(Figure contents as structured data)
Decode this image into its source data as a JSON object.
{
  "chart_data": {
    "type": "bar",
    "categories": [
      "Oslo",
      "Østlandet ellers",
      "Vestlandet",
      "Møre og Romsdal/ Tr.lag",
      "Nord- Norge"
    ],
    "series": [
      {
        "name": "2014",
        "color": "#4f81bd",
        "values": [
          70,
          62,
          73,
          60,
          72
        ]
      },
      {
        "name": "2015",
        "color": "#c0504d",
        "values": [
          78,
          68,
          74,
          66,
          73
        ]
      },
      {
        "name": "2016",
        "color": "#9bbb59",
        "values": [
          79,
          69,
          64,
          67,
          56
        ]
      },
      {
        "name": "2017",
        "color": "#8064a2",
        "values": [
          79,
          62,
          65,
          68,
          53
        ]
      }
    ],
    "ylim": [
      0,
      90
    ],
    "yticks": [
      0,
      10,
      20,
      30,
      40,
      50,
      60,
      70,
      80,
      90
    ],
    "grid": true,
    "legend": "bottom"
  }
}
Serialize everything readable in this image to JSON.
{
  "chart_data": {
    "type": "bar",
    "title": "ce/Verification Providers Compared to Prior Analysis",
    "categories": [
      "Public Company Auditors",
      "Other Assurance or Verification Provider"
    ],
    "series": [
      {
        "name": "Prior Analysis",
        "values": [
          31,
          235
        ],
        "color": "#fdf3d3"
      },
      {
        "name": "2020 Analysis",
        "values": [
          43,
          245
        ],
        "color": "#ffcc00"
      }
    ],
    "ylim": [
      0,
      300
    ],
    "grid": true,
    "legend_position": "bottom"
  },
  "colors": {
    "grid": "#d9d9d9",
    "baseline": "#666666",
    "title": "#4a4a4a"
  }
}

__Goal__
Every line above that contains the word "Prior" should be reported.

__The result__
    "title": "ce/Verification Providers Compared to Prior Analysis",
        "name": "Prior Analysis",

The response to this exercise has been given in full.